___ RECORDS TO PROCESS ___

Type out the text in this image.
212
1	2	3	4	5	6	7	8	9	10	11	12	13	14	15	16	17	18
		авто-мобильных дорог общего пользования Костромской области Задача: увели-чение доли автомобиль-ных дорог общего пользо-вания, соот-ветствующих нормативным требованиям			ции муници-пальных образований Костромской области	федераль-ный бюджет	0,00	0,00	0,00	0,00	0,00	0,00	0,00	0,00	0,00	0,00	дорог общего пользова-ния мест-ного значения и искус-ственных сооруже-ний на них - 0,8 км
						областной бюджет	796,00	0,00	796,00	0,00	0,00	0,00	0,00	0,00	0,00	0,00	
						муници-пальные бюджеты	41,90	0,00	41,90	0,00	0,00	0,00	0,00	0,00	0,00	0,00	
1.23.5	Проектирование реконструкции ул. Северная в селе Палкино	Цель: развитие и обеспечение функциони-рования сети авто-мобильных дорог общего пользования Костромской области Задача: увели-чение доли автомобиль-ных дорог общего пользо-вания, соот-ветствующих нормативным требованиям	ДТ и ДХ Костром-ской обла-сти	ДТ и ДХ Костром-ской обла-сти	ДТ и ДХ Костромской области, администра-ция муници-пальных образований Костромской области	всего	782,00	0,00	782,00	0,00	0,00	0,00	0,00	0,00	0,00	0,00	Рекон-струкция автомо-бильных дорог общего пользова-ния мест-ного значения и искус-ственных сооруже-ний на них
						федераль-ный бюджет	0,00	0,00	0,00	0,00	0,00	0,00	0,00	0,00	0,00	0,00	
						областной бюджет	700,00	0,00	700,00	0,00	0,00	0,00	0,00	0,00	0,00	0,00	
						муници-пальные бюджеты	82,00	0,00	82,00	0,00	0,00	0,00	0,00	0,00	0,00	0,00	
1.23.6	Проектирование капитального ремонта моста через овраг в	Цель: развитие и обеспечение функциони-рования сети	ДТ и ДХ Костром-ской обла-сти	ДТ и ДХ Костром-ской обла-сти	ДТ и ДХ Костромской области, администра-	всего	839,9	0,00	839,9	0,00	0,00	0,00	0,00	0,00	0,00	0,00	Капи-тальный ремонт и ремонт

___

* [WRITTEN INSTRUCTION]: Identify lines with the string "пальные". Copy each one.

* [RESULT FOR THIS TASK]:
						муници-пальные бюджеты	41,90	0,00	41,90	0,00	0,00	0,00	0,00	0,00	0,00	0,00	
						муници-пальные бюджеты	82,00	0,00	82,00	0,00	0,00	0,00	0,00	0,00	0,00	0,00	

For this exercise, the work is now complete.